The tasks:
1/ Copy out, word for word, the section of the Border Terrier profile that opens with the words containing "The Border loves" and closes with "wonderful dog breed!".
2/ Name each shade that the Border Terrier profile lists for the breed's coarse, short hair.

>> start Selected extract

The agile and upbeat Border Terrier has many admirers that cherish the breed's reputation as a tough and hard-working hound. These spirited, affectionate, and happy dogs are popular pets whether you look toward the city or the country! Borders are said to be 'hard as nails' when working, while retaining their good-tempered and affectionate dispositions at home.
The Border loves nothing more than exploring the great outdoors and making childhood playmates of other local puppies. Breeders originally designed these terriers to be country dogs, but they have adapted well to city living. They just need plenty of exercise and playtime. While Borders typically get along with other dogs, their hunting instincts are often aroused when squirrels or cats cross their path. Continue reading below for more information about this wonderful dog breed!
Border Terrier Physical Characteristics
Border Terriers have unique physical features, including a peculiarly otter-shaped head, resulting from a broad skull, and a short, dark-colored muzzle.
They have coarse, short hair that most often comes in shades of red, blue, tan, wheaten, or grizzle and tan. The Border also has small, keen eyes that hide a mischievous expression. Their ears are folded and shaped like the letter "V", and their little black noses often match their ears in color.
Sporting only a few short whiskers on the muzzle, the Border Terrier also possesses unnervingly strong teeth and a devastating bite. Their tails are thick at the base and relatively short compared to other dogs of the same size.
Border Terrier Dog Breed Size
Border Terriers were built to be small enough to squeeze into tight spaces, but large enough to easily keep up with horse-riding hunters. Males can weigh anywhere from 13 to 15.5 pounds, while the breed's females typically weigh somewhere between 11.5 and 14 pounds. These small dog breed terriers typically stand 10 to 11 inches tall.
Borders have a sturdy medium build with fairly narrow shoulders and bodies. They are active, medium-boned terriers that are strongly put together, suggesting endurance and agility.
Border Terrier Personality
Borders are decently well-tempered, obedient, affectionate, and easily trained, considering that they're terriers. Their high intelligence allows them to quickly learn the various cues that may signal when it's mealtime, what specific items that you may or may not want them to chew, or when you're going to the office or outside for a walk.
While this is a generally loving and affectionate breed, that same affection doesn't often extend to other small animals. When it comes to running down prey, these fox-hunting hounds are relentless and seemingly incapable of fear, even if you don't keep them as hunting dogs. They will chase, attack, and even kill squirrels, neighborhood cats, or other small animals (though this can be stopped with behavior training).

>> end Selected extract
>> start Items

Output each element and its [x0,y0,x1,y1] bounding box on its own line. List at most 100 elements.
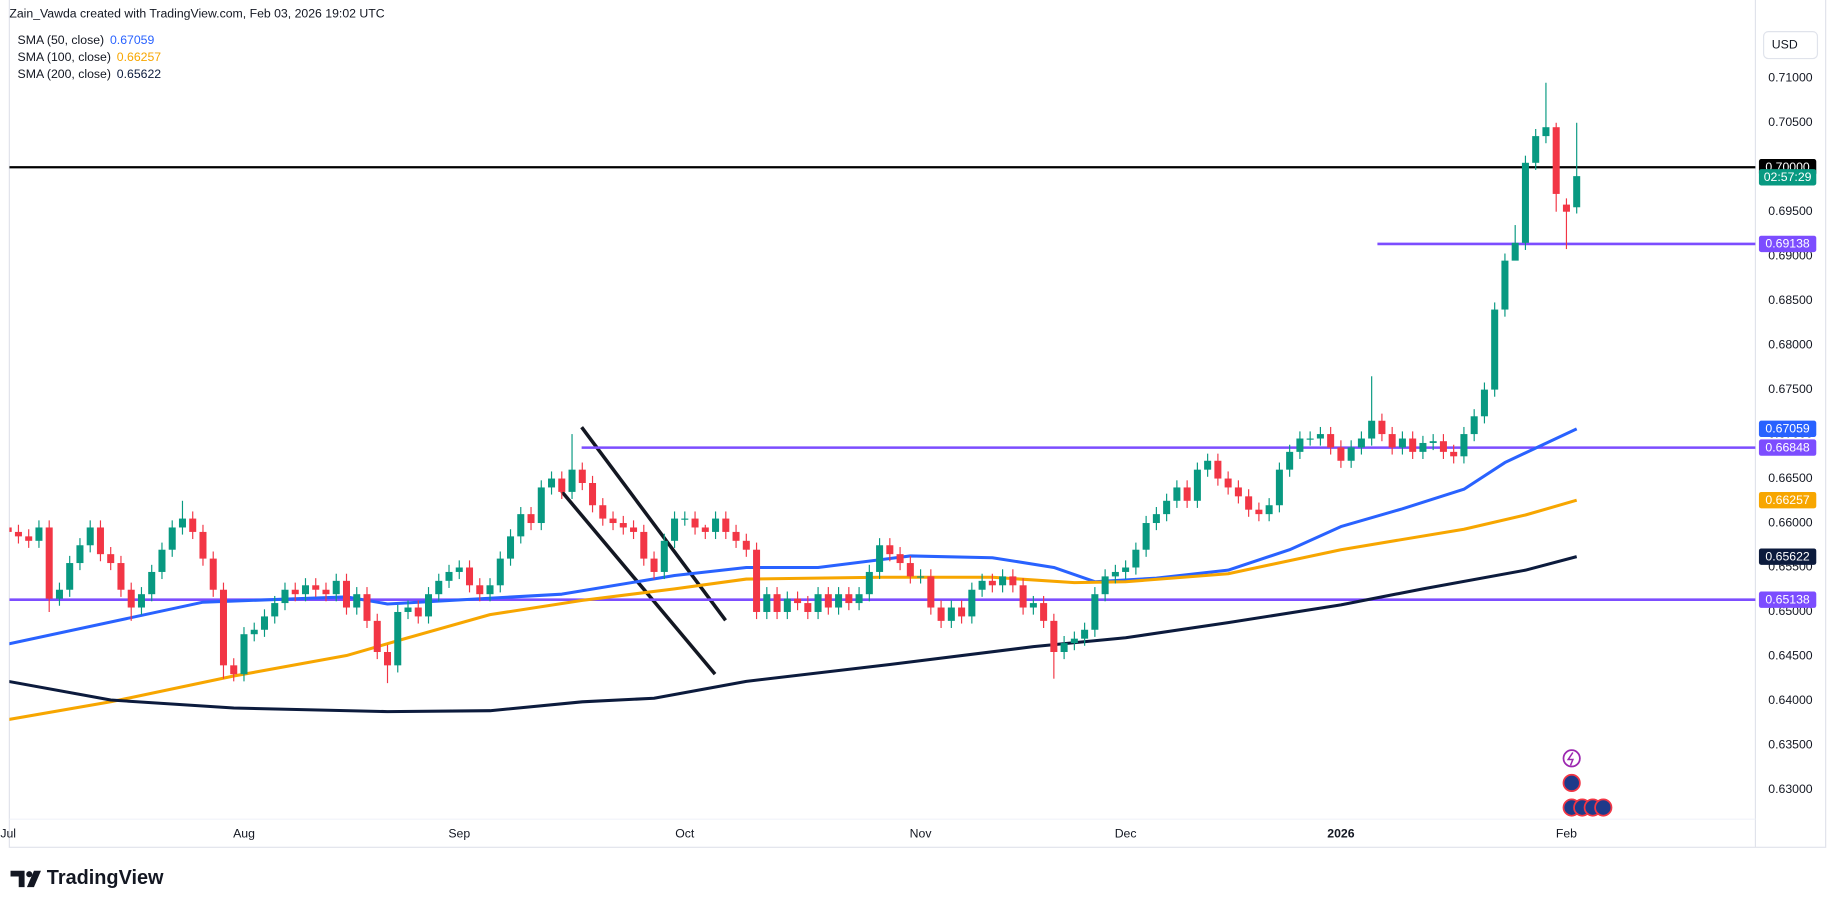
candle-body [1306,438,1314,440]
sma-price-label: 0.65622 [1765,549,1810,563]
candle-body [1009,576,1017,586]
candle-body [814,594,822,612]
x-tick-label: Jul [0,827,16,841]
x-tick-label: Feb [1556,827,1577,841]
candle-body [1347,447,1355,461]
candle-body [189,518,197,532]
candle-body [1081,629,1089,639]
y-tick-label: 0.67500 [1768,382,1813,396]
candle-body [1357,438,1365,448]
candle-body [394,611,402,666]
candle-body [958,607,966,617]
candle-body [507,536,515,559]
candle-body [1101,576,1109,595]
candle-body [1480,389,1488,417]
candle-body [414,607,422,617]
candle-body [1142,523,1150,550]
candle-body [219,589,227,666]
candle-body [86,527,94,546]
candle-body [1337,447,1345,461]
candle-body [1521,162,1529,243]
candle-body [1111,571,1119,577]
countdown-label: 02:57:29 [1764,170,1812,184]
candle-body [25,536,33,541]
candle-body [148,571,156,595]
currency-button[interactable] [1763,31,1819,60]
candle-body [312,585,320,590]
candle-body [917,576,925,578]
event-icon-glyph [1566,752,1574,766]
y-tick-label: 0.69500 [1768,204,1813,218]
level-label: 0.69138 [1765,237,1810,251]
candle-body [1573,176,1581,208]
candle-body [1316,434,1324,439]
candle-body [45,527,53,599]
x-tick-label: Aug [233,827,255,841]
candle-body [937,607,945,621]
candle-body [1122,567,1130,572]
candle-body [1439,441,1447,452]
candle-body [1286,451,1294,470]
candle-body [568,469,576,492]
currency-label[interactable]: USD [1772,37,1798,51]
sma-line [9,427,1578,646]
candle-body [1378,420,1386,435]
candle-body [927,576,935,608]
candle-body [896,554,904,564]
candle-body [486,585,494,595]
candle-body [845,594,853,604]
y-tick-label: 0.71000 [1768,71,1813,85]
candle-body [712,518,720,532]
candle-body [291,589,299,595]
candle-body [260,616,268,630]
sma-price-label: 0.67059 [1765,422,1810,436]
x-tick-label: Dec [1115,827,1137,841]
chart-frame [8,0,1827,848]
y-tick-label: 0.70500 [1768,115,1813,129]
y-tick-label: 0.68000 [1768,337,1813,351]
candle-body [681,518,689,520]
candle-body [876,545,884,572]
candle-body [988,580,996,586]
candle-body [691,518,699,528]
candle-body [1327,434,1335,448]
candle-body [660,540,668,572]
candle-body [1193,469,1201,501]
candle-body [445,571,453,581]
x-tick-label: 2026 [1327,827,1354,841]
candle-body [517,514,525,537]
candle-body [1460,434,1468,457]
logo-mark [26,870,41,888]
candle-body [732,531,740,541]
candle-body [1429,441,1437,443]
x-tick-label: Nov [910,827,933,841]
x-tick-label: Sep [448,827,470,841]
candle-body [1388,434,1396,448]
candle-body [1368,420,1376,439]
candle-body [619,523,627,528]
candle-body [271,603,279,617]
candle-body [250,629,258,635]
trend-line [580,426,727,622]
candle-body [1091,594,1099,630]
credit: Zain_Vawda created with TradingView.com,… [9,6,384,20]
y-tick-label: 0.66000 [1768,515,1813,529]
candle-body [363,594,371,621]
candle-body [527,514,535,524]
legend-value: 0.66257 [117,50,162,64]
sma-price-label: 0.66257 [1765,493,1810,507]
sma-price-label-bg [1758,420,1817,438]
candle-body [322,589,330,595]
level-label-bg [1758,439,1817,456]
candle-body [578,469,586,484]
candle-body [1152,514,1160,524]
level-label-bg [1758,235,1817,253]
candle-body [999,576,1007,586]
candle-body [178,518,186,528]
candle-body [476,585,484,595]
candle-body [1214,460,1222,479]
candle-body [466,567,474,586]
candle-body [1070,638,1078,644]
candle-body [1234,487,1242,497]
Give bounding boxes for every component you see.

>> end Items

Task answers:
1/
The Border loves nothing more than exploring the great outdoors and making childhood playmates of other local puppies. Breeders originally designed these terriers to be country dogs, but they have adapted well to city living. They just need plenty of exercise and playtime. While Borders typically get along with other dogs, their hunting instincts are often aroused when squirrels or cats cross their path. Continue reading below for more information about this wonderful dog breed!

2/ red, blue, tan, wheaten, grizzle and tan